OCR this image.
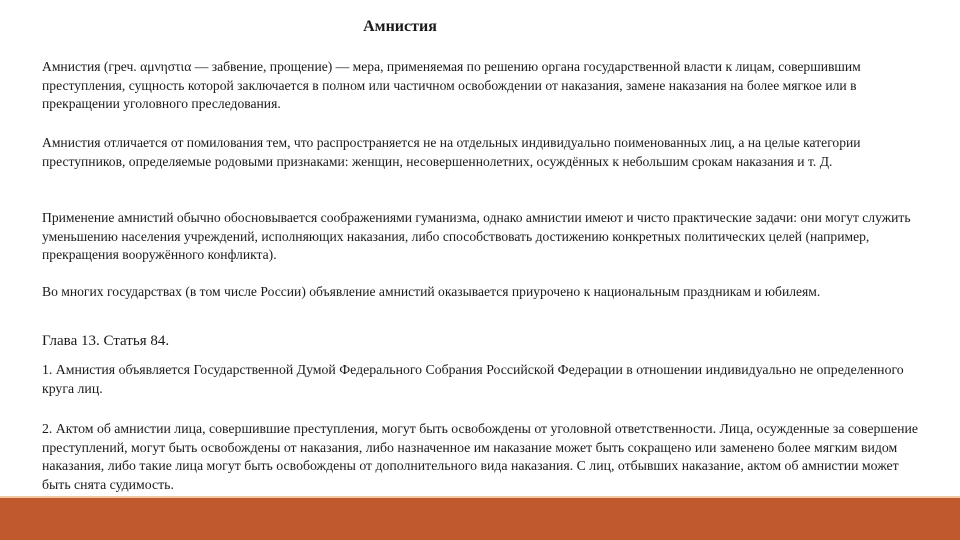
Амнистия

Амнистия (греч. αμνηστια — забвение, прощение) — мера, применяемая по решению органа государственной власти к лицам, совершившим преступления, сущность которой заключается в полном или частичном освобождении от наказания, замене наказания на более мягкое или в прекращении уголовного преследования.

Амнистия отличается от помилования тем, что распространяется не на отдельных индивидуально поименованных лиц, а на целые категории преступников, определяемые родовыми признаками: женщин, несовершеннолетних, осуждённых к небольшим срокам наказания и т. Д.

Применение амнистий обычно обосновывается соображениями гуманизма, однако амнистии имеют и чисто практические задачи: они могут служить уменьшению населения учреждений, исполняющих наказания, либо способствовать достижению конкретных политических целей (например, прекращения вооружённого конфликта).

Во многих государствах (в том числе России) объявление амнистий оказывается приурочено к национальным праздникам и юбилеям.

Глава 13. Статья 84.

1. Амнистия объявляется Государственной Думой Федерального Собрания Российской Федерации в отношении индивидуально не определенного круга лиц.

2. Актом об амнистии лица, совершившие преступления, могут быть освобождены от уголовной ответственности. Лица, осужденные за совершение преступлений, могут быть освобождены от наказания, либо назначенное им наказание может быть сокращено или заменено более мягким видом наказания, либо такие лица могут быть освобождены от дополнительного вида наказания. С лиц, отбывших наказание, актом об амнистии может быть снята судимость.
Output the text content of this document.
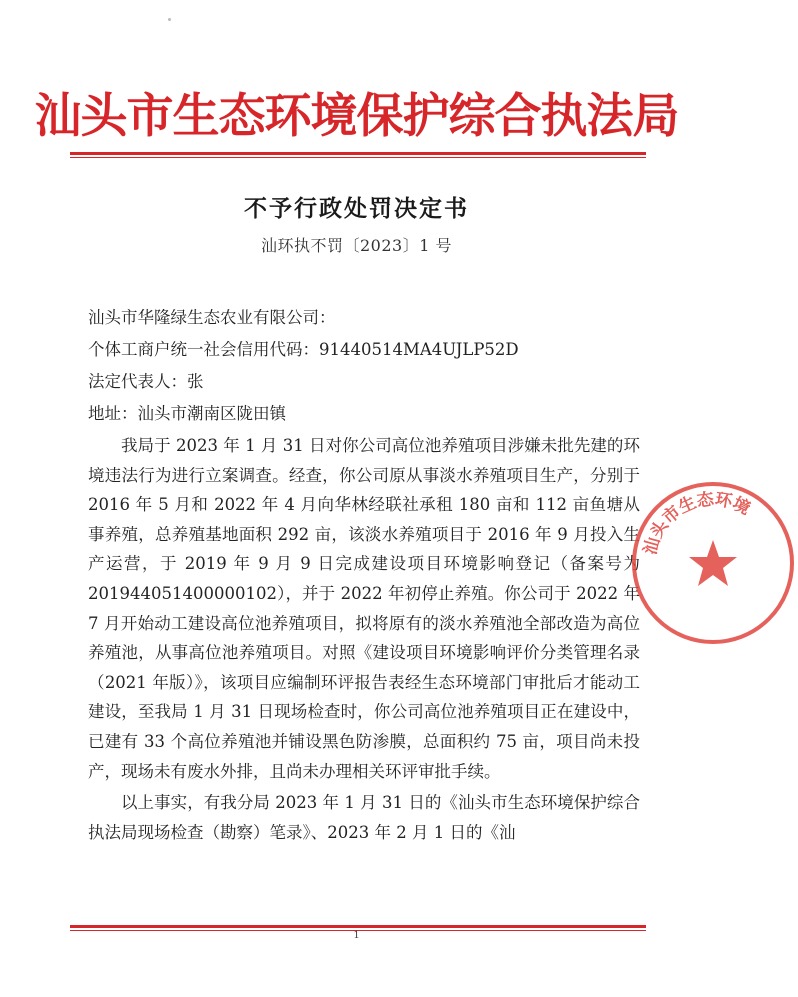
汕头市生态环境保护综合执法局
不予行政处罚决定书
汕环执不罚〔2023〕1 号
汕头市华隆绿生态农业有限公司：
个体工商户统一社会信用代码：91440514MA4UJLP52D
法定代表人：张
地址：汕头市潮南区陇田镇

我局于 2023 年 1 月 31 日对你公司高位池养殖项目涉嫌未批先建的环境违法行为进行立案调查。经查，你公司原从事淡水养殖项目生产，分别于 2016 年 5 月和 2022 年 4 月向华林经联社承租 180 亩和 112 亩鱼塘从事养殖，总养殖基地面积 292 亩，该淡水养殖项目于 2016 年 9 月投入生产运营，于 2019 年 9 月 9 日完成建设项目环境影响登记（备案号为 201944051400000102），并于 2022 年初停止养殖。你公司于 2022 年 7 月开始动工建设高位池养殖项目，拟将原有的淡水养殖池全部改造为高位养殖池，从事高位池养殖项目。对照《建设项目环境影响评价分类管理名录（2021 年版）》，该项目应编制环评报告表经生态环境部门审批后才能动工建设，至我局 1 月 31 日现场检查时，你公司高位池养殖项目正在建设中，已建有 33 个高位养殖池并铺设黑色防渗膜，总面积约 75 亩，项目尚未投产，现场未有废水外排，且尚未办理相关环评审批手续。

以上事实，有我分局 2023 年 1 月 31 日的《汕头市生态环境保护综合执法局现场检查（勘察）笔录》、2023 年 2 月 1 日的《汕

汕头市生态环境
1
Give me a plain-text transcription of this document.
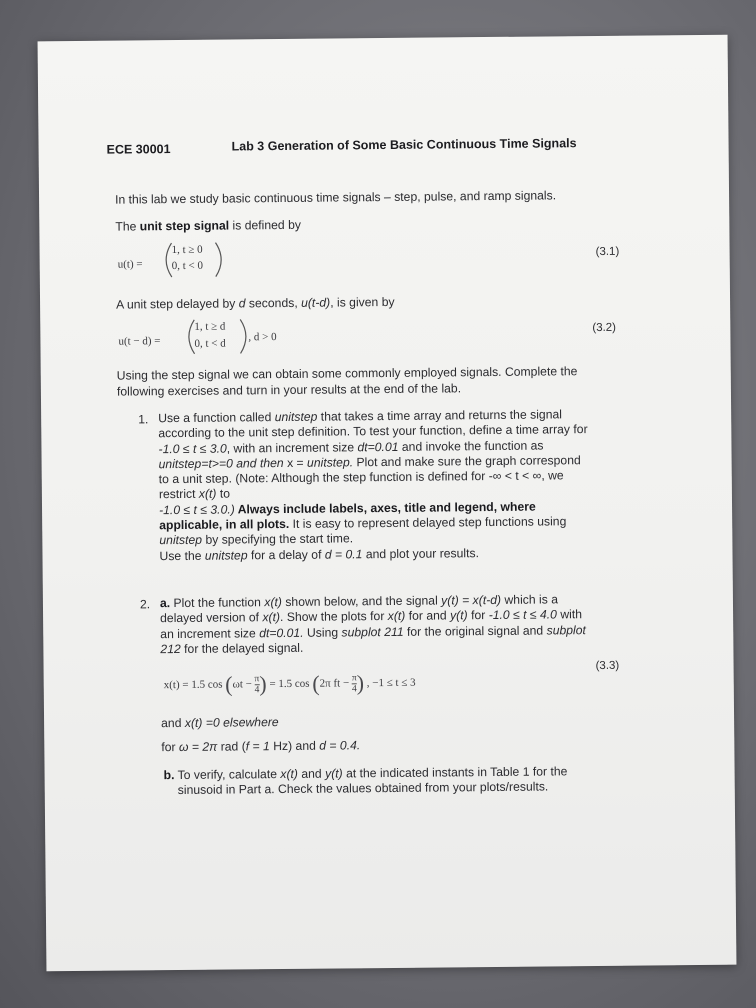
ECE 30001	Lab 3 Generation of Some Basic Continuous Time Signals
In this lab we study basic continuous time signals – step, pulse, and ramp signals.
The unit step signal is defined by
u(t) =
1, t ≥ 0
0, t < 0
(3.1)
A unit step delayed by d seconds, u(t-d), is given by
u(t − d) =
1, t ≥ d
0, t < d
, d > 0
(3.2)
Using the step signal we can obtain some commonly employed signals. Complete the
following exercises and turn in your results at the end of the lab.
1. Use a function called unitstep that takes a time array and returns the signal
according to the unit step definition. To test your function, define a time array for
-1.0 ≤ t ≤ 3.0, with an increment size dt=0.01 and invoke the function as
unitstep=t>=0 and then x = unitstep. Plot and make sure the graph correspond
to a unit step. (Note: Although the step function is defined for -∞ < t < ∞, we
restrict x(t) to
-1.0 ≤ t ≤ 3.0.) Always include labels, axes, title and legend, where
applicable, in all plots. It is easy to represent delayed step functions using
unitstep by specifying the start time.
Use the unitstep for a delay of d = 0.1 and plot your results.
2. a. Plot the function x(t) shown below, and the signal y(t) = x(t-d) which is a
delayed version of x(t). Show the plots for x(t) for and y(t) for -1.0 ≤ t ≤ 4.0 with
an increment size dt=0.01. Using subplot 211 for the original signal and subplot
212 for the delayed signal.
x(t) = 1.5 $\cos (\omega t - \frac{\pi}{4}$ ) = 1.5 cos (2π ft − $\frac{\pi}{4}$ ) , −1 ≤ t ≤ 3
(3.3)
and x(t) =0 elsewhere
for ω = 2π rad (f = 1 Hz) and d = 0.4.
b. To verify, calculate x(t) and y(t) at the indicated instants in Table 1 for the
sinusoid in Part a. Check the values obtained from your plots/results.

────

Retype every entry verbatim and exclude the pictures from the copy.

OCR this image.
Амнистия

Амнистия (греч. αμνηστια — забвение, прощение) — мера, применяемая по решению органа государственной власти к лицам, совершившим преступления, сущность которой заключается в полном или частичном освобождении от наказания, замене наказания на более мягкое или в прекращении уголовного преследования.

Амнистия отличается от помилования тем, что распространяется не на отдельных индивидуально поименованных лиц, а на целые категории преступников, определяемые родовыми признаками: женщин, несовершеннолетних, осуждённых к небольшим срокам наказания и т. Д.

Применение амнистий обычно обосновывается соображениями гуманизма, однако амнистии имеют и чисто практические задачи: они могут служить уменьшению населения учреждений, исполняющих наказания, либо способствовать достижению конкретных политических целей (например, прекращения вооружённого конфликта).

Во многих государствах (в том числе России) объявление амнистий оказывается приурочено к национальным праздникам и юбилеям.

Глава 13. Статья 84.

1. Амнистия объявляется Государственной Думой Федерального Собрания Российской Федерации в отношении индивидуально не определенного круга лиц.

2. Актом об амнистии лица, совершившие преступления, могут быть освобождены от уголовной ответственности. Лица, осужденные за совершение преступлений, могут быть освобождены от наказания, либо назначенное им наказание может быть сокращено или заменено более мягким видом наказания, либо такие лица могут быть освобождены от дополнительного вида наказания. С лиц, отбывших наказание, актом об амнистии может быть снята судимость.
Output the text content of this document.
汕头市生态环境保护综合执法局
不予行政处罚决定书
汕环执不罚〔2023〕1 号
汕头市华隆绿生态农业有限公司：
个体工商户统一社会信用代码：91440514MA4UJLP52D
法定代表人：张
地址：汕头市潮南区陇田镇

我局于 2023 年 1 月 31 日对你公司高位池养殖项目涉嫌未批先建的环境违法行为进行立案调查。经查，你公司原从事淡水养殖项目生产，分别于 2016 年 5 月和 2022 年 4 月向华林经联社承租 180 亩和 112 亩鱼塘从事养殖，总养殖基地面积 292 亩，该淡水养殖项目于 2016 年 9 月投入生产运营，于 2019 年 9 月 9 日完成建设项目环境影响登记（备案号为 201944051400000102），并于 2022 年初停止养殖。你公司于 2022 年 7 月开始动工建设高位池养殖项目，拟将原有的淡水养殖池全部改造为高位养殖池，从事高位池养殖项目。对照《建设项目环境影响评价分类管理名录（2021 年版）》，该项目应编制环评报告表经生态环境部门审批后才能动工建设，至我局 1 月 31 日现场检查时，你公司高位池养殖项目正在建设中，已建有 33 个高位养殖池并铺设黑色防渗膜，总面积约 75 亩，项目尚未投产，现场未有废水外排，且尚未办理相关环评审批手续。

以上事实，有我分局 2023 年 1 月 31 日的《汕头市生态环境保护综合执法局现场检查（勘察）笔录》、2023 年 2 月 1 日的《汕

汕头市生态环境
1
Give me a plain-text transcription of this document.
ECE 30001	Lab 3 Generation of Some Basic Continuous Time Signals
In this lab we study basic continuous time signals – step, pulse, and ramp signals.
The unit step signal is defined by
u(t) =
1, t ≥ 0
0, t < 0
(3.1)
A unit step delayed by d seconds, u(t-d), is given by
u(t − d) =
1, t ≥ d
0, t < d
, d > 0
(3.2)
Using the step signal we can obtain some commonly employed signals. Complete the
following exercises and turn in your results at the end of the lab.
1. Use a function called unitstep that takes a time array and returns the signal
according to the unit step definition. To test your function, define a time array for
-1.0 ≤ t ≤ 3.0, with an increment size dt=0.01 and invoke the function as
unitstep=t>=0 and then x = unitstep. Plot and make sure the graph correspond
to a unit step. (Note: Although the step function is defined for -∞ < t < ∞, we
restrict x(t) to
-1.0 ≤ t ≤ 3.0.) Always include labels, axes, title and legend, where
applicable, in all plots. It is easy to represent delayed step functions using
unitstep by specifying the start time.
Use the unitstep for a delay of d = 0.1 and plot your results.
2. a. Plot the function x(t) shown below, and the signal y(t) = x(t-d) which is a
delayed version of x(t). Show the plots for x(t) for and y(t) for -1.0 ≤ t ≤ 4.0 with
an increment size dt=0.01. Using subplot 211 for the original signal and subplot
212 for the delayed signal.
x(t) = 1.5 $\cos (\omega t - \frac{\pi}{4}$ ) = 1.5 cos (2π ft − $\frac{\pi}{4}$ ) , −1 ≤ t ≤ 3
(3.3)
and x(t) =0 elsewhere
for ω = 2π rad (f = 1 Hz) and d = 0.4.
b. To verify, calculate x(t) and y(t) at the indicated instants in Table 1 for the
sinusoid in Part a. Check the values obtained from your plots/results.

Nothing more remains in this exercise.